▶ [Materials provided]:
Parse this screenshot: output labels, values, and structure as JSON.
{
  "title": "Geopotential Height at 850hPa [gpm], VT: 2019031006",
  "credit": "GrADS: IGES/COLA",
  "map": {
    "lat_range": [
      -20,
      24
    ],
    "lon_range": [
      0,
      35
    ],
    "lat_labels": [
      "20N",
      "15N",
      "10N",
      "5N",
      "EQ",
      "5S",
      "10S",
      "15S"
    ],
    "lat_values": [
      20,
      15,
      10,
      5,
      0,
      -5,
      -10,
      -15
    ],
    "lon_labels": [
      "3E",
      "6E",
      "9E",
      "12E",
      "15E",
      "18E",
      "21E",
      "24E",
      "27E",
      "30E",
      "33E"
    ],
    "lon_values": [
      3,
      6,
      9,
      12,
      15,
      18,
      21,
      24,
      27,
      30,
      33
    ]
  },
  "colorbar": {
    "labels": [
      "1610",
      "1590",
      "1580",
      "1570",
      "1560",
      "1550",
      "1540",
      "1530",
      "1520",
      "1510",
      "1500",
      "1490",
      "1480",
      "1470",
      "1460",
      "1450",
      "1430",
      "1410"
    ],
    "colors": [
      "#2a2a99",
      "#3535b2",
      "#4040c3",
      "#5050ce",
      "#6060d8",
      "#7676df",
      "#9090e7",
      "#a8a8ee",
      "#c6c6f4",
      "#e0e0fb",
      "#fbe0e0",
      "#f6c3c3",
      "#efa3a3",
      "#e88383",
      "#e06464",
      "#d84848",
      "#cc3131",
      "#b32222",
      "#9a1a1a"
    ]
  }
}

▶ [Problem details]:
The entries above should be repeated exactly, every one of them.

▶ [Reply to the exercise]:
Parse this screenshot: output labels, values, and structure as JSON.
{
  "title": "Geopotential Height at 850hPa [gpm], VT: 2019031006",
  "credit": "GrADS: IGES/COLA",
  "map": {
    "lat_range": [
      -20,
      24
    ],
    "lon_range": [
      0,
      35
    ],
    "lat_labels": [
      "20N",
      "15N",
      "10N",
      "5N",
      "EQ",
      "5S",
      "10S",
      "15S"
    ],
    "lat_values": [
      20,
      15,
      10,
      5,
      0,
      -5,
      -10,
      -15
    ],
    "lon_labels": [
      "3E",
      "6E",
      "9E",
      "12E",
      "15E",
      "18E",
      "21E",
      "24E",
      "27E",
      "30E",
      "33E"
    ],
    "lon_values": [
      3,
      6,
      9,
      12,
      15,
      18,
      21,
      24,
      27,
      30,
      33
    ]
  },
  "colorbar": {
    "labels": [
      "1610",
      "1590",
      "1580",
      "1570",
      "1560",
      "1550",
      "1540",
      "1530",
      "1520",
      "1510",
      "1500",
      "1490",
      "1480",
      "1470",
      "1460",
      "1450",
      "1430",
      "1410"
    ],
    "colors": [
      "#2a2a99",
      "#3535b2",
      "#4040c3",
      "#5050ce",
      "#6060d8",
      "#7676df",
      "#9090e7",
      "#a8a8ee",
      "#c6c6f4",
      "#e0e0fb",
      "#fbe0e0",
      "#f6c3c3",
      "#efa3a3",
      "#e88383",
      "#e06464",
      "#d84848",
      "#cc3131",
      "#b32222",
      "#9a1a1a"
    ]
  }
}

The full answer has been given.